**Description of the task:** Format the listing below as a Markdown table with two columns, No. and Entry. Put each line's row number under No. and the line itself under Entry, and skip any blank lines.

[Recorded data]
==========

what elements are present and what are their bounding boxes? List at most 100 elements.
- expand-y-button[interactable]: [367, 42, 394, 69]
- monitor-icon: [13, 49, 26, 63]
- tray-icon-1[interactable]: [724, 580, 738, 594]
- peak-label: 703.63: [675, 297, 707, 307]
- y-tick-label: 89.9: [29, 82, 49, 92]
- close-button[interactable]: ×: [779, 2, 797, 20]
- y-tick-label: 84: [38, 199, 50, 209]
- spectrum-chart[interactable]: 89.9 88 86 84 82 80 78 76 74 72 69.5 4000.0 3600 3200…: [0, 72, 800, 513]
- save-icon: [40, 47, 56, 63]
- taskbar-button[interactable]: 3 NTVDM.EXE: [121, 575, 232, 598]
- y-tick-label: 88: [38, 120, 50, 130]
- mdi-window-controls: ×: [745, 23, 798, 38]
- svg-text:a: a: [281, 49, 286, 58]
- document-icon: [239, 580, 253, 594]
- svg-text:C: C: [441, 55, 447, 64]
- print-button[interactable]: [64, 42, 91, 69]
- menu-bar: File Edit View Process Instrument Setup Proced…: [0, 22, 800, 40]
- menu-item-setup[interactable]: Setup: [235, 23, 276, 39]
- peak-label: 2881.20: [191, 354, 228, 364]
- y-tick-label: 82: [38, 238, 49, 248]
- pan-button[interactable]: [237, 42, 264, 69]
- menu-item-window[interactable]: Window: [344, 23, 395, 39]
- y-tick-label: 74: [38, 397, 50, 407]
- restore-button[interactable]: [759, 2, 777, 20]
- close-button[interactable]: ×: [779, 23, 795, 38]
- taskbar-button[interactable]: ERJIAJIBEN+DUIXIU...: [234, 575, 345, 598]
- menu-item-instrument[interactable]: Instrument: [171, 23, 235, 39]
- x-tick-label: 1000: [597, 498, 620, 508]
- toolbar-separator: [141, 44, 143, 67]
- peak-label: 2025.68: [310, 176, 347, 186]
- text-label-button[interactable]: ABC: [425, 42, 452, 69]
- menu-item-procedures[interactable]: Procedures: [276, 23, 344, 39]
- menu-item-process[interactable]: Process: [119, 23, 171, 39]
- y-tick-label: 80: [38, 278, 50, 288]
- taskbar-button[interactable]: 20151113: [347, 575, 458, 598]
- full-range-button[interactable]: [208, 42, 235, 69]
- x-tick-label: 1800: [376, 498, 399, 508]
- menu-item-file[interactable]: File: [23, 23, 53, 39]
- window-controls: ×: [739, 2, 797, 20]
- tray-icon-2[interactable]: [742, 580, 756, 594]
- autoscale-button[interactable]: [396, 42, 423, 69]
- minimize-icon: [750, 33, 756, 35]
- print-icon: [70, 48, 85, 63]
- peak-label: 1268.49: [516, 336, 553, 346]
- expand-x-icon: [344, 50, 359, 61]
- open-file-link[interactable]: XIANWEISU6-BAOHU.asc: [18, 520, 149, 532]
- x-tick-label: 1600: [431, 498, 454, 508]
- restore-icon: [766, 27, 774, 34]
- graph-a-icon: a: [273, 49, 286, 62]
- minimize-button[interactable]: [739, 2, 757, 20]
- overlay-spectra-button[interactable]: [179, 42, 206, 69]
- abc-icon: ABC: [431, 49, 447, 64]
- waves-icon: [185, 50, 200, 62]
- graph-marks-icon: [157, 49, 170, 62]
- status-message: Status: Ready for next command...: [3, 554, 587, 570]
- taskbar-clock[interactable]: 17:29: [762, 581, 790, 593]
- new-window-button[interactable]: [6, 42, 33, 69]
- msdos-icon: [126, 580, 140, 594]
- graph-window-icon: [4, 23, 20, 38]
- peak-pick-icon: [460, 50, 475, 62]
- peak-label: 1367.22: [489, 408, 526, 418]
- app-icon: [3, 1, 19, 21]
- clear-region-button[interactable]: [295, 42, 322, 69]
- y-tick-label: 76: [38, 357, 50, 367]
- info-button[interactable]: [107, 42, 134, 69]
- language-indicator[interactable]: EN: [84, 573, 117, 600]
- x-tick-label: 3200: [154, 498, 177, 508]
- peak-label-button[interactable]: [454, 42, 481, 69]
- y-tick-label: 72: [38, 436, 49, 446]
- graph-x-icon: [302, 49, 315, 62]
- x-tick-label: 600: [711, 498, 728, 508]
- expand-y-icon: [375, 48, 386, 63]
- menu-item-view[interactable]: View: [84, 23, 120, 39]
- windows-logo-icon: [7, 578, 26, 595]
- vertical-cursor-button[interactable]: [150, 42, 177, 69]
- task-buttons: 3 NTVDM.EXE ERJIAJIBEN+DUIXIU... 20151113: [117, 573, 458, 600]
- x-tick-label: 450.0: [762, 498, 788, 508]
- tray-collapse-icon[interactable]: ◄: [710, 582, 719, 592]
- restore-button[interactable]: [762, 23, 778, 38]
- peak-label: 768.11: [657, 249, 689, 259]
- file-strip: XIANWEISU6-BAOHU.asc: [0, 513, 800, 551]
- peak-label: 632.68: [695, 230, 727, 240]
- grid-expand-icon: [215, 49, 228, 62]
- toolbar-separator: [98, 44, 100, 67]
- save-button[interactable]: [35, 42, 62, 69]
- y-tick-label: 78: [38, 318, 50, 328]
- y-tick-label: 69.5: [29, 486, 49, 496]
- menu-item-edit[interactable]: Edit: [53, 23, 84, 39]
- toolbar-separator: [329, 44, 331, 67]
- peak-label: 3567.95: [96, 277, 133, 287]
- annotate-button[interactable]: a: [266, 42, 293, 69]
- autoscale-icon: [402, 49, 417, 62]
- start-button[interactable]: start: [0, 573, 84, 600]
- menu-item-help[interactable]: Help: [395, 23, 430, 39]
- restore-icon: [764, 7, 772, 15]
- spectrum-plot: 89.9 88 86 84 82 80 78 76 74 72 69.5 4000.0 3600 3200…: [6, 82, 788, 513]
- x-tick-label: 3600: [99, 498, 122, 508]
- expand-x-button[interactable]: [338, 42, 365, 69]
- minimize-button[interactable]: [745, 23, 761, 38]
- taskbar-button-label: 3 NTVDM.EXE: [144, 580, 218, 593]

==========

**Task solution:**
| No. | Entry |
|---|---|
| 1 | what elements are present and what are their bounding boxes? List at most 100 elements. |
| 2 | - expand-y-button[interactable]: [367, 42, 394, 69] |
| 3 | - monitor-icon: [13, 49, 26, 63] |
| 4 | - tray-icon-1[interactable]: [724, 580, 738, 594] |
| 5 | - peak-label: 703.63: [675, 297, 707, 307] |
| 6 | - y-tick-label: 89.9: [29, 82, 49, 92] |
| 7 | - close-button[interactable]: ×: [779, 2, 797, 20] |
| 8 | - y-tick-label: 84: [38, 199, 50, 209] |
| 9 | - spectrum-chart[interactable]: 89.9 88 86 84 82 80 78 76 74 72 69.5 4000.0 3600 3200…: [0, 72, 800, 513] |
| 10 | - save-icon: [40, 47, 56, 63] |
| 11 | - taskbar-button[interactable]: 3 NTVDM.EXE: [121, 575, 232, 598] |
| 12 | - y-tick-label: 88: [38, 120, 50, 130] |
| 13 | - mdi-window-controls: ×: [745, 23, 798, 38] |
| 14 | - svg-text:a: a: [281, 49, 286, 58] |
| 15 | - document-icon: [239, 580, 253, 594] |
| 16 | - svg-text:C: C: [441, 55, 447, 64] |
| 17 | - print-button[interactable]: [64, 42, 91, 69] |
| 18 | - menu-bar: File Edit View Process Instrument Setup Proced…: [0, 22, 800, 40] |
| 19 | - menu-item-setup[interactable]: Setup: [235, 23, 276, 39] |
| 20 | - peak-label: 2881.20: [191, 354, 228, 364] |
| 21 | - y-tick-label: 82: [38, 238, 49, 248] |
| 22 | - pan-button[interactable]: [237, 42, 264, 69] |
| 23 | - menu-item-window[interactable]: Window: [344, 23, 395, 39] |
| 24 | - y-tick-label: 74: [38, 397, 50, 407] |
| 25 | - restore-button[interactable]: [759, 2, 777, 20] |
| 26 | - close-button[interactable]: ×: [779, 23, 795, 38] |
| 27 | - taskbar-button[interactable]: ERJIAJIBEN+DUIXIU...: [234, 575, 345, 598] |
| 28 | - menu-item-instrument[interactable]: Instrument: [171, 23, 235, 39] |
| 29 | - x-tick-label: 1000: [597, 498, 620, 508] |
| 30 | - toolbar-separator: [141, 44, 143, 67] |
| 31 | - peak-label: 2025.68: [310, 176, 347, 186] |
| 32 | - text-label-button[interactable]: ABC: [425, 42, 452, 69] |
| 33 | - menu-item-procedures[interactable]: Procedures: [276, 23, 344, 39] |
| 34 | - menu-item-process[interactable]: Process: [119, 23, 171, 39] |
| 35 | - y-tick-label: 80: [38, 278, 50, 288] |
| 36 | - taskbar-button[interactable]: 20151113: [347, 575, 458, 598] |
| 37 | - full-range-button[interactable]: [208, 42, 235, 69] |
| 38 | - x-tick-label: 1800: [376, 498, 399, 508] |
| 39 | - menu-item-file[interactable]: File: [23, 23, 53, 39] |
| 40 | - window-controls: ×: [739, 2, 797, 20] |
| 41 | - tray-icon-2[interactable]: [742, 580, 756, 594] |
| 42 | - autoscale-button[interactable]: [396, 42, 423, 69] |
| 43 | - minimize-icon: [750, 33, 756, 35] |
| 44 | - print-icon: [70, 48, 85, 63] |
| 45 | - peak-label: 1268.49: [516, 336, 553, 346] |
| 46 | - expand-x-icon: [344, 50, 359, 61] |
| 47 | - open-file-link[interactable]: XIANWEISU6-BAOHU.asc: [18, 520, 149, 532] |
| 48 | - x-tick-label: 1600: [431, 498, 454, 508] |
| 49 | - restore-icon: [766, 27, 774, 34] |
| 50 | - graph-a-icon: a: [273, 49, 286, 62] |
| 51 | - minimize-button[interactable]: [739, 2, 757, 20] |
| 52 | - overlay-spectra-button[interactable]: [179, 42, 206, 69] |
| 53 | - abc-icon: ABC: [431, 49, 447, 64] |
| 54 | - waves-icon: [185, 50, 200, 62] |
| 55 | - graph-marks-icon: [157, 49, 170, 62] |
| 56 | - status-message: Status: Ready for next command...: [3, 554, 587, 570] |
| 57 | - taskbar-clock[interactable]: 17:29: [762, 581, 790, 593] |
| 58 | - new-window-button[interactable]: [6, 42, 33, 69] |
| 59 | - msdos-icon: [126, 580, 140, 594] |
| 60 | - graph-window-icon: [4, 23, 20, 38] |
| 61 | - peak-pick-icon: [460, 50, 475, 62] |
| 62 | - peak-label: 1367.22: [489, 408, 526, 418] |
| 63 | - app-icon: [3, 1, 19, 21] |
| 64 | - clear-region-button[interactable]: [295, 42, 322, 69] |
| 65 | - y-tick-label: 76: [38, 357, 50, 367] |
| 66 | - info-button[interactable]: [107, 42, 134, 69] |
| 67 | - language-indicator[interactable]: EN: [84, 573, 117, 600] |
| 68 | - x-tick-label: 3200: [154, 498, 177, 508] |
| 69 | - peak-label-button[interactable]: [454, 42, 481, 69] |
| 70 | - y-tick-label: 72: [38, 436, 49, 446] |
| 71 | - graph-x-icon: [302, 49, 315, 62] |
| 72 | - x-tick-label: 600: [711, 498, 728, 508] |
| 73 | - expand-y-icon: [375, 48, 386, 63] |
| 74 | - menu-item-view[interactable]: View: [84, 23, 120, 39] |
| 75 | - windows-logo-icon: [7, 578, 26, 595] |
| 76 | - vertical-cursor-button[interactable]: [150, 42, 177, 69] |
| 77 | - task-buttons: 3 NTVDM.EXE ERJIAJIBEN+DUIXIU... 20151113: [117, 573, 458, 600] |
| 78 | - x-tick-label: 450.0: [762, 498, 788, 508] |
| 79 | - tray-collapse-icon[interactable]: ◄: [710, 582, 719, 592] |
| 80 | - restore-button[interactable]: [762, 23, 778, 38] |
| 81 | - peak-label: 768.11: [657, 249, 689, 259] |
| 82 | - file-strip: XIANWEISU6-BAOHU.asc: [0, 513, 800, 551] |
| 83 | - peak-label: 632.68: [695, 230, 727, 240] |
| 84 | - grid-expand-icon: [215, 49, 228, 62] |
| 85 | - toolbar-separator: [98, 44, 100, 67] |
| 86 | - save-button[interactable]: [35, 42, 62, 69] |
| 87 | - y-tick-label: 78: [38, 318, 50, 328] |
| 88 | - y-tick-label: 69.5: [29, 486, 49, 496] |
| 89 | - menu-item-edit[interactable]: Edit: [53, 23, 84, 39] |
| 90 | - toolbar-separator: [329, 44, 331, 67] |
| 91 | - peak-label: 3567.95: [96, 277, 133, 287] |
| 92 | - annotate-button[interactable]: a: [266, 42, 293, 69] |
| 93 | - autoscale-icon: [402, 49, 417, 62] |
| 94 | - start-button[interactable]: start: [0, 573, 84, 600] |
| 95 | - menu-item-help[interactable]: Help: [395, 23, 430, 39] |
| 96 | - restore-icon: [764, 7, 772, 15] |
| 97 | - spectrum-plot: 89.9 88 86 84 82 80 78 76 74 72 69.5 4000.0 3600 3200…: [6, 82, 788, 513] |
| 98 | - x-tick-label: 3600: [99, 498, 122, 508] |
| 99 | - expand-x-button[interactable]: [338, 42, 365, 69] |
| 100 | - minimize-button[interactable]: [745, 23, 761, 38] |
| 101 | - taskbar-button-label: 3 NTVDM.EXE: [144, 580, 218, 593] |